[Recorded data]

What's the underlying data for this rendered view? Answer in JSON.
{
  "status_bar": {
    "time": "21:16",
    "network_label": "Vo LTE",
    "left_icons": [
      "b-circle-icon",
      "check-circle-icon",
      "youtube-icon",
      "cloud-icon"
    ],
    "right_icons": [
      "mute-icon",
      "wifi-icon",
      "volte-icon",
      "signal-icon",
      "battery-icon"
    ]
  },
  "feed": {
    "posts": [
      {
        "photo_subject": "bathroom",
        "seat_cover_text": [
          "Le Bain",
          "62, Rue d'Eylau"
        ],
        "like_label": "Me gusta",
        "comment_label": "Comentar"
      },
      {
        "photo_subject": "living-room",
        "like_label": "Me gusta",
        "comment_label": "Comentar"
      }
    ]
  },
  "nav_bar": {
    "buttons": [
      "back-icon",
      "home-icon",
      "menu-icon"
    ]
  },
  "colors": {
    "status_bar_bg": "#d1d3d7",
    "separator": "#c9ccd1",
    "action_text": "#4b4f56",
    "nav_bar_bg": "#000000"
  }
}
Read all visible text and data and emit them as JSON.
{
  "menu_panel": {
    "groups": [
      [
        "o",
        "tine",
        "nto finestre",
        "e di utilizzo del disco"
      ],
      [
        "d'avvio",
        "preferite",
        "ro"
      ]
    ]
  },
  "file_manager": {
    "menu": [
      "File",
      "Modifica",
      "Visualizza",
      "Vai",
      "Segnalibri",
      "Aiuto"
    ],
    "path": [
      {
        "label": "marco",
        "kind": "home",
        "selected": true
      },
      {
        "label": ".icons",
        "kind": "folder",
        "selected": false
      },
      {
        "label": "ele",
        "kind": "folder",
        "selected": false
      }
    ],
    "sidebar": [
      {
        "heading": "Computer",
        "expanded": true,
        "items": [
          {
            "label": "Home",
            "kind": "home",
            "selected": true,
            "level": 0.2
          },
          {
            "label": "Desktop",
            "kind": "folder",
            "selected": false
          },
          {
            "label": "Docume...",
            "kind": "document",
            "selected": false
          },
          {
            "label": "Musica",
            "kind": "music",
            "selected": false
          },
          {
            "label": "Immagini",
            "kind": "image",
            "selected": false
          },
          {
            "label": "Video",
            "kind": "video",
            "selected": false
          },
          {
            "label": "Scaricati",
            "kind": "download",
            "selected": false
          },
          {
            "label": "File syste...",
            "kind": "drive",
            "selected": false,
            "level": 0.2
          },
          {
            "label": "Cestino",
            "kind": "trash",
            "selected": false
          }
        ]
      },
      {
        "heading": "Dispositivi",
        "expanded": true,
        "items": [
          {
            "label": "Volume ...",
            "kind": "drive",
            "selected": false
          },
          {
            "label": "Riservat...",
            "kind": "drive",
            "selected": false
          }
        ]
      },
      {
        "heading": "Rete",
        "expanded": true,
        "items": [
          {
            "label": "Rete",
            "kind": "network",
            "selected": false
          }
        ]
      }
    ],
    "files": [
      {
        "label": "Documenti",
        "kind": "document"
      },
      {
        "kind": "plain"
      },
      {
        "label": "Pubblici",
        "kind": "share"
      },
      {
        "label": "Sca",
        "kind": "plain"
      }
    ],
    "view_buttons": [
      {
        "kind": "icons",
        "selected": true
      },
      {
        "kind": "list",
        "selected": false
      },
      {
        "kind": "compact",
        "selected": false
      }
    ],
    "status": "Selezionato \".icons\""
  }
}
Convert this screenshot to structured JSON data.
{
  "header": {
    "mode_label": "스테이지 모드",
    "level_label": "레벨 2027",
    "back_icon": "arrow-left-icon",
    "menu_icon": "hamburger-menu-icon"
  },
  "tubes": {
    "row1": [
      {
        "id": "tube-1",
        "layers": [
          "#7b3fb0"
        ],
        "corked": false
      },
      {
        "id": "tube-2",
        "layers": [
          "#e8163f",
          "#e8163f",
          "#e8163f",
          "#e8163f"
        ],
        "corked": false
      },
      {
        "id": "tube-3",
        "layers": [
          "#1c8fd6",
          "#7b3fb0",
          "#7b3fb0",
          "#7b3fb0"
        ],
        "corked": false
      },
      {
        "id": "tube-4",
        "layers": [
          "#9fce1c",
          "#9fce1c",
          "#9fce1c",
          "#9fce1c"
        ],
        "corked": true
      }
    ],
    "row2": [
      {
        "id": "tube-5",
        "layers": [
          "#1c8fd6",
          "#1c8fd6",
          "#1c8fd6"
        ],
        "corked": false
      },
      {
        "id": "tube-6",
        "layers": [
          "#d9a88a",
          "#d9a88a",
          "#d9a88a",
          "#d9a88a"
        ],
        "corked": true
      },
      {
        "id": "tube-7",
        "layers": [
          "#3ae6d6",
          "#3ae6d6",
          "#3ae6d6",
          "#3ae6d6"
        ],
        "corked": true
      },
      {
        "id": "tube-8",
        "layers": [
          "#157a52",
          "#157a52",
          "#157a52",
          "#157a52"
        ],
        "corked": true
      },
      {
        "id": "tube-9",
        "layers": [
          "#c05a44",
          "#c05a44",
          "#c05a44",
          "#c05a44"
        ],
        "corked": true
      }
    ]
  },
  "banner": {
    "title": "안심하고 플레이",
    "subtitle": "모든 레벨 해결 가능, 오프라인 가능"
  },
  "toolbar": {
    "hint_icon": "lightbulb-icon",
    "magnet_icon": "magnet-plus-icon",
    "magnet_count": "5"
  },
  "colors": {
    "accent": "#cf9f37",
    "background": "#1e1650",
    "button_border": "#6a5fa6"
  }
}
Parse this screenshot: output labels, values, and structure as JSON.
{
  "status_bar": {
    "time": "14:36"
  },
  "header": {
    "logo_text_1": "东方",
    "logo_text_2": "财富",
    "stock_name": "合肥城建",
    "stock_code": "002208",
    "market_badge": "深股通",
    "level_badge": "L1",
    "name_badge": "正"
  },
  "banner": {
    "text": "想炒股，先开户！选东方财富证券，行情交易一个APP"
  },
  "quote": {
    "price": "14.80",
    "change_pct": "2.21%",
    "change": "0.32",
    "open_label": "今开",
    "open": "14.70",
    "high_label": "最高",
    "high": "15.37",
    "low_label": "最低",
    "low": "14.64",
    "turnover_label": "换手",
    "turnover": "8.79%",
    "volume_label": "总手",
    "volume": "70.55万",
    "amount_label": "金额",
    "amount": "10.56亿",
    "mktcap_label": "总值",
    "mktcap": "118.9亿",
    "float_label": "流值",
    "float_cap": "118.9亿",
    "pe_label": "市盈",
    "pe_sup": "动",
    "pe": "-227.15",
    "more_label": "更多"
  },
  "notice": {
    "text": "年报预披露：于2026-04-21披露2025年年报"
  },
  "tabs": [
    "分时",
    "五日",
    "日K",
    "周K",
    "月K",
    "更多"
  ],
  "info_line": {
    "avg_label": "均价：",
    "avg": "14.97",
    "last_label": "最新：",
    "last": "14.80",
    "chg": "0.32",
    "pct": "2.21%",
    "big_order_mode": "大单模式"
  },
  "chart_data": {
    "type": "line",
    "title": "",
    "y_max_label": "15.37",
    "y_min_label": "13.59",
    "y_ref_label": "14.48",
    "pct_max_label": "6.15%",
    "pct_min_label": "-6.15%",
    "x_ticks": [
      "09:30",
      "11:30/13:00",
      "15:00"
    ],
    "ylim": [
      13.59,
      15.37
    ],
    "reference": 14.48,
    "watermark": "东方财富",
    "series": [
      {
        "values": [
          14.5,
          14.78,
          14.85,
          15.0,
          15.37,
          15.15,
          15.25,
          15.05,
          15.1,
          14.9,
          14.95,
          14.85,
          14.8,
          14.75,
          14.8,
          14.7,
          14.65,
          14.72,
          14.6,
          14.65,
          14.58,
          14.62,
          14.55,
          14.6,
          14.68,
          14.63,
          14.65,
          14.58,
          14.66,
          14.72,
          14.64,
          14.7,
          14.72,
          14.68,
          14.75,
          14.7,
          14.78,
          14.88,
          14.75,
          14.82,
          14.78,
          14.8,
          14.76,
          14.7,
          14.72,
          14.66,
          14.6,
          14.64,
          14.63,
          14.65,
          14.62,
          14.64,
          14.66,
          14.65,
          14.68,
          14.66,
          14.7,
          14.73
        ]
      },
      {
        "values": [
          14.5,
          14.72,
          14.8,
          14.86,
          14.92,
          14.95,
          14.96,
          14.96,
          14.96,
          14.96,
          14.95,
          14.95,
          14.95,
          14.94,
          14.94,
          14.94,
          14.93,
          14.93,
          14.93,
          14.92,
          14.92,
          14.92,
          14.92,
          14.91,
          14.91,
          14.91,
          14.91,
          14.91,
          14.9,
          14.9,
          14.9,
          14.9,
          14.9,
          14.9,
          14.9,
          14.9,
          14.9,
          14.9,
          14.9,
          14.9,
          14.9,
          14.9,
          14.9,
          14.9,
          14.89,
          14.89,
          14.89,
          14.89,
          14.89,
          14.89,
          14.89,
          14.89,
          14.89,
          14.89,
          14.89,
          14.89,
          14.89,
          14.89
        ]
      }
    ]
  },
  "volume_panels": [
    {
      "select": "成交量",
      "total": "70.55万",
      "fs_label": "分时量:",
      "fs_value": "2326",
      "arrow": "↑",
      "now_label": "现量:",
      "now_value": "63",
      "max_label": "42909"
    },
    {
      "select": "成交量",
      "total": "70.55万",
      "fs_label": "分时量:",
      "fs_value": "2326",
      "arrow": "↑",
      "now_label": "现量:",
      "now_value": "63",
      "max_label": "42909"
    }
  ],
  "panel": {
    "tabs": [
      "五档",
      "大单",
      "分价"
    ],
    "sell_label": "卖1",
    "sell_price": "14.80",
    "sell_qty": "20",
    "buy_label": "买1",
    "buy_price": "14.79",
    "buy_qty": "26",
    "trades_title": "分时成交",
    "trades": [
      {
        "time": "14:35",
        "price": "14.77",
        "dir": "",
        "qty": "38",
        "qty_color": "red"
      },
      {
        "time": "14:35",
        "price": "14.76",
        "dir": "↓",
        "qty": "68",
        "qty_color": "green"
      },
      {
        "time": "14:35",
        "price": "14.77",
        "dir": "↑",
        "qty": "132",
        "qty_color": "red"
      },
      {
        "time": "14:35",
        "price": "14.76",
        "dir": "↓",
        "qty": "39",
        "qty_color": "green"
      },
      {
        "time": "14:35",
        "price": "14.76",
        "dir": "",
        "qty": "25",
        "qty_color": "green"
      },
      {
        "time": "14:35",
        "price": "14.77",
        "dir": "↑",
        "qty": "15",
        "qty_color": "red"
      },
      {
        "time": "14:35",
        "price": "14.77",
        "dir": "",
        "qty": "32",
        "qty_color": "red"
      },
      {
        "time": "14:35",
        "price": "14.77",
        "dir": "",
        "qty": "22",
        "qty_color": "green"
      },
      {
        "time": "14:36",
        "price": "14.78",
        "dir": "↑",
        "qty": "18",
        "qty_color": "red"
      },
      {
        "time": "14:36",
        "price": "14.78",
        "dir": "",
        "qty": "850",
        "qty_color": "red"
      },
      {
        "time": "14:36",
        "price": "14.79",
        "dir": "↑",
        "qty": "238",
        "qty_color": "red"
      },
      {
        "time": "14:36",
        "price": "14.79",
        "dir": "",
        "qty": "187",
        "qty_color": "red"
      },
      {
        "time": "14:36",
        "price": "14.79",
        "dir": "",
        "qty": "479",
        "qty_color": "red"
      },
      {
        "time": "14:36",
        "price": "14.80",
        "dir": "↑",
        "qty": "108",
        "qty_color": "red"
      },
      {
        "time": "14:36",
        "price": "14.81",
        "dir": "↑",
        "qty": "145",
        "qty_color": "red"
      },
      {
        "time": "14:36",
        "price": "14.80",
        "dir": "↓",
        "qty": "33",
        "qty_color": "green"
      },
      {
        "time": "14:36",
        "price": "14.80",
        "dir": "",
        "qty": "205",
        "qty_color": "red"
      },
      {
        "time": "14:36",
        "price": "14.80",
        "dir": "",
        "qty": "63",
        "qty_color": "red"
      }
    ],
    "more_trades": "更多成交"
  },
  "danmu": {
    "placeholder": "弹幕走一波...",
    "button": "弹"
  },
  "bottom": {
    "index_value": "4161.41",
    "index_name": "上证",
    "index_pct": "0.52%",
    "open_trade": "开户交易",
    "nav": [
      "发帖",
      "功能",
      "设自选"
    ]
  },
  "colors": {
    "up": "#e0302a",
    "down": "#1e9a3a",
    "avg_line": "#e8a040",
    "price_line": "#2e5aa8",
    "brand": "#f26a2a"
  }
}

* **Set exercise**: Check each line of the records for the word "heading", and show the lines that contain it.

* **Solution for this task**:
        "heading": "Computer",
        "heading": "Dispositivi",
        "heading": "Rete",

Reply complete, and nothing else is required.